■ **Entries shown**:
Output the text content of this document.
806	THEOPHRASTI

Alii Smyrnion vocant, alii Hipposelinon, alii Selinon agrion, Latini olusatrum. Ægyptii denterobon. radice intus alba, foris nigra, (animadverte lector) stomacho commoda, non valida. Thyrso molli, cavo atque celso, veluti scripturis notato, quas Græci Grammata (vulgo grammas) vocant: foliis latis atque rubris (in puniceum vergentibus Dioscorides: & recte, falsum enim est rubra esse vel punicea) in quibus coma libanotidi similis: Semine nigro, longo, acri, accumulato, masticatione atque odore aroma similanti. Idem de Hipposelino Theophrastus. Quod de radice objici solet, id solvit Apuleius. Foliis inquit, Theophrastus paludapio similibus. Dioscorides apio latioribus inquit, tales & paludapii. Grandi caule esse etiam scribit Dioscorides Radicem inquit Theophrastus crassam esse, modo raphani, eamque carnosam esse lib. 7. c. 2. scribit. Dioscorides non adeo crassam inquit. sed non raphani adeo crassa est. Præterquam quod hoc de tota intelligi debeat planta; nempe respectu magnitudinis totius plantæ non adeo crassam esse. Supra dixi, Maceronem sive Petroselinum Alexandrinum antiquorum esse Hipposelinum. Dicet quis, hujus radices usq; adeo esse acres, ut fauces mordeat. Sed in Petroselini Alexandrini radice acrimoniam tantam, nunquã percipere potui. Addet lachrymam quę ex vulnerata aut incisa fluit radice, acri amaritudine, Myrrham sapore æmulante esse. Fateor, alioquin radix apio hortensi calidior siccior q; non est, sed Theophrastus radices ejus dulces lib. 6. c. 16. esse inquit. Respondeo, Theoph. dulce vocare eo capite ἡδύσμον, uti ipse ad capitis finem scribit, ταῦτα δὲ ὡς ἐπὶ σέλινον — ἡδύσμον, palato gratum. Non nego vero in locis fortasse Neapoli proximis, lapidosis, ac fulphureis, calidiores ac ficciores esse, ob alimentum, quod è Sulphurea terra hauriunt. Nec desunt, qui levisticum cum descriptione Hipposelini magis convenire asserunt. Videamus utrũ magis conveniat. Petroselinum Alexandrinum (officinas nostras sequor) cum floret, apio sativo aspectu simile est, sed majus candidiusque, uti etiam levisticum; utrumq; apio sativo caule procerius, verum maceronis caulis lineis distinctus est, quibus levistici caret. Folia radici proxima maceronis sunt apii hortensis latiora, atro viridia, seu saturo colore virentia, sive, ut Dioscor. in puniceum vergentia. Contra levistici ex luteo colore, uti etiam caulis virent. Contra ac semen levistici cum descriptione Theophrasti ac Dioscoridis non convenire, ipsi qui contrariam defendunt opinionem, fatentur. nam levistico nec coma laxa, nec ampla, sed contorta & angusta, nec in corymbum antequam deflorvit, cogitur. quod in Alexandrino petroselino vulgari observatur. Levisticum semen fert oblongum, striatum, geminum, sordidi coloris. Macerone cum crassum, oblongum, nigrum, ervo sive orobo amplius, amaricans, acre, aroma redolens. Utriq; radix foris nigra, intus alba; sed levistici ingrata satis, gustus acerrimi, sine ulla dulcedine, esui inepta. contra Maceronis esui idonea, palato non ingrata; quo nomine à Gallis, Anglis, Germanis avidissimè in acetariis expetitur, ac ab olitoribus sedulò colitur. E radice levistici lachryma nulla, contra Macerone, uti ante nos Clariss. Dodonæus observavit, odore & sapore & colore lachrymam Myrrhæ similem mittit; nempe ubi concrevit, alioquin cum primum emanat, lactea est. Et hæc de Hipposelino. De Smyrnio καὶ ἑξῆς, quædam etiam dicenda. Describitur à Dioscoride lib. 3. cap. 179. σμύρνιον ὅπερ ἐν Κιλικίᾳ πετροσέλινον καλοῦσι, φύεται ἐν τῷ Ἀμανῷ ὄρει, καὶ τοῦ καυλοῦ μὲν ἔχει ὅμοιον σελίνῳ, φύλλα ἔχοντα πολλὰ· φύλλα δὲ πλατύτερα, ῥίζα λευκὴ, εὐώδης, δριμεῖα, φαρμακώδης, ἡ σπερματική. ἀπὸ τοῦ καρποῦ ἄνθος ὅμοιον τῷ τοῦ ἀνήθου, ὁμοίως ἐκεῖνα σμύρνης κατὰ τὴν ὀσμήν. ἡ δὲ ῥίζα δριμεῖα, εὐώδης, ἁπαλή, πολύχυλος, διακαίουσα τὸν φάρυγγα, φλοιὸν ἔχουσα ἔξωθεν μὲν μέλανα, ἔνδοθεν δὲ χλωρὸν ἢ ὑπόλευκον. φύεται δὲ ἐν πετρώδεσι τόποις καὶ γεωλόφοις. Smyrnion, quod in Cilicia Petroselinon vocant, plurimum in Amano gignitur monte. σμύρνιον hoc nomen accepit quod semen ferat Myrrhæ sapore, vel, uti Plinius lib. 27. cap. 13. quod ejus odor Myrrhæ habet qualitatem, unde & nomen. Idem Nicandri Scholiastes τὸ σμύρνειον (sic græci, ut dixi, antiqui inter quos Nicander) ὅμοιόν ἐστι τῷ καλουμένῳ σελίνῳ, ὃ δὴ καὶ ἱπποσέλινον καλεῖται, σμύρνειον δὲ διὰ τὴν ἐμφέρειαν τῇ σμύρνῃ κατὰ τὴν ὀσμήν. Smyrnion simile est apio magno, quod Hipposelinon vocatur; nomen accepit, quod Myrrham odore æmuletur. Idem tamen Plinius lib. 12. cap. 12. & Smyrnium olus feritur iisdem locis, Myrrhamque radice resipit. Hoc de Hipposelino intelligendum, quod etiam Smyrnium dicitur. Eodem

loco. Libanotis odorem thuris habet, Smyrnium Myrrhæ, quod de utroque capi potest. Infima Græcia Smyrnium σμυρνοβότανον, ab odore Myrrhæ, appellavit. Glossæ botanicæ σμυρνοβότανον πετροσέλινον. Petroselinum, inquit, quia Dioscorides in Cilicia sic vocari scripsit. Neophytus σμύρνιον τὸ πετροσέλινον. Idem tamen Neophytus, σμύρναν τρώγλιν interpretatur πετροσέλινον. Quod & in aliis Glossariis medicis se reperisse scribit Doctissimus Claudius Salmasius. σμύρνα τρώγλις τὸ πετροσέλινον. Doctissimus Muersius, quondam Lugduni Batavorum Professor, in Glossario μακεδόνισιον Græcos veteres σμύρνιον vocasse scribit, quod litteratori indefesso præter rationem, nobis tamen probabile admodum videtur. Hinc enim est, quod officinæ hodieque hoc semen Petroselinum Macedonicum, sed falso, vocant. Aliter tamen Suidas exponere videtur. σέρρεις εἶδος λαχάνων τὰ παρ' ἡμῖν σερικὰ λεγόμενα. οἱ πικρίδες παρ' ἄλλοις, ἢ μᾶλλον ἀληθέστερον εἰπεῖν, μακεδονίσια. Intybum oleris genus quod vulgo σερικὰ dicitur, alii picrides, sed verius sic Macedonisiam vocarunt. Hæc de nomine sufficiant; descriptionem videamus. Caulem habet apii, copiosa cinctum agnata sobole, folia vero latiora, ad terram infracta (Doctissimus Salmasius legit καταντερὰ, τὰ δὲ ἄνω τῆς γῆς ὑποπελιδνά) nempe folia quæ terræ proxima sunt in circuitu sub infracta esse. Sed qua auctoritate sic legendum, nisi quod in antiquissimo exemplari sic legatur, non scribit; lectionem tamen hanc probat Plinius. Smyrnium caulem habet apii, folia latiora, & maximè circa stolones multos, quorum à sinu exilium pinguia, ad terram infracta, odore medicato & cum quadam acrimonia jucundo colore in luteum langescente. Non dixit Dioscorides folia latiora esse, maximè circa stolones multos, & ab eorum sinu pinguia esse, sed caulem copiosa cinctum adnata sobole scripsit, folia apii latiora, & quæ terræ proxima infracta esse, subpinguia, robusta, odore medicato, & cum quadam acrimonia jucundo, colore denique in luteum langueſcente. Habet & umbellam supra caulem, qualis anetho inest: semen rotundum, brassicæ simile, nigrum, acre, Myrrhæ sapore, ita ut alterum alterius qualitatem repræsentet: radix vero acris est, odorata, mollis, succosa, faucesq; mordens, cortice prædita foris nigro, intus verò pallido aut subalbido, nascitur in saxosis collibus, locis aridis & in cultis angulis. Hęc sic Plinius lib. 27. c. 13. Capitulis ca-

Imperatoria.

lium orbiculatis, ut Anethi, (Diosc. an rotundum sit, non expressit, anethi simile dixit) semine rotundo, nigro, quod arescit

==

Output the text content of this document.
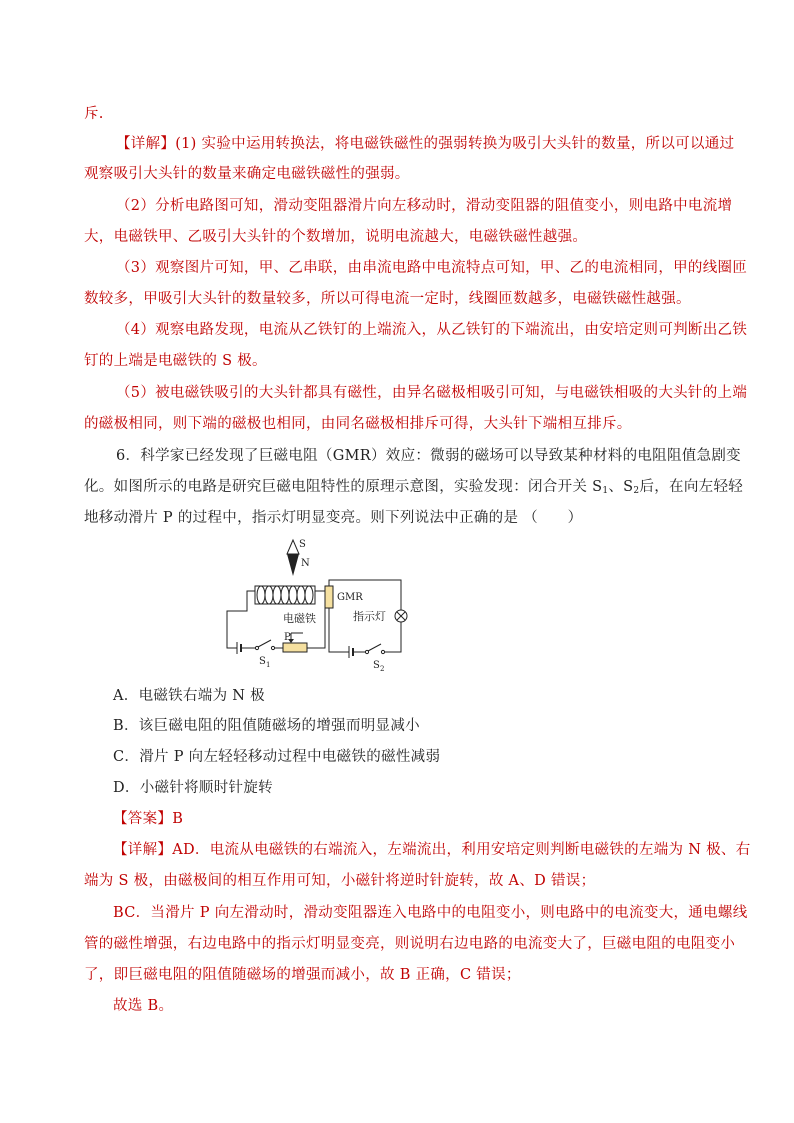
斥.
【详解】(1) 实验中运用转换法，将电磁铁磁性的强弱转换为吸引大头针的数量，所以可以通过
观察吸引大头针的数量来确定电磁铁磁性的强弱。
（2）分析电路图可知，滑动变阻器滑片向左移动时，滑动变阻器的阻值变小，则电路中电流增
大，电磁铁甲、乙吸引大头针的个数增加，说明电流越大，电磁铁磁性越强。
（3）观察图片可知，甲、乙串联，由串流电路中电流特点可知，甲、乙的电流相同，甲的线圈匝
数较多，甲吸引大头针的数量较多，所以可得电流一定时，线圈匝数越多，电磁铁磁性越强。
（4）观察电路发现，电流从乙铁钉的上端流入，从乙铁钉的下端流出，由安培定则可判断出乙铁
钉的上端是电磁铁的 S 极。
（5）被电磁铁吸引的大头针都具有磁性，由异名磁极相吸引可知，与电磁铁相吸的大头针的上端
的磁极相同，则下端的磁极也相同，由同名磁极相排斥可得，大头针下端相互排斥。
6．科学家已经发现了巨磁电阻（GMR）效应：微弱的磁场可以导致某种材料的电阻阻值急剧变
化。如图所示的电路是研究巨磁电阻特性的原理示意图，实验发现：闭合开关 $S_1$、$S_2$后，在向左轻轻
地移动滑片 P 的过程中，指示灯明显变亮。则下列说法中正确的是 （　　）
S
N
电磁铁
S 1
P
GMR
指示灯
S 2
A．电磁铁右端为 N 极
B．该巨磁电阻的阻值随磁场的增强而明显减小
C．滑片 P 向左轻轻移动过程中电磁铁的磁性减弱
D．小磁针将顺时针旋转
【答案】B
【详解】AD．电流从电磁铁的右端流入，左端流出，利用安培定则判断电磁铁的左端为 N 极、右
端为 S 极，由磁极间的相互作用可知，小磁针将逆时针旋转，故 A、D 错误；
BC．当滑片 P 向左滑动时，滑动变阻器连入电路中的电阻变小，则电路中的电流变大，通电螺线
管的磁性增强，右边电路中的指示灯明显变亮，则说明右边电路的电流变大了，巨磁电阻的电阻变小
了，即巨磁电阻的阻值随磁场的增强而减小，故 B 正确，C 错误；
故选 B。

■ **What is asked**: From the listing, copy every line where the string "电磁铁磁性越强" appears.

■ **Complete output**:
大，电磁铁甲、乙吸引大头针的个数增加，说明电流越大，电磁铁磁性越强。
数较多，甲吸引大头针的数量较多，所以可得电流一定时，线圈匝数越多，电磁铁磁性越强。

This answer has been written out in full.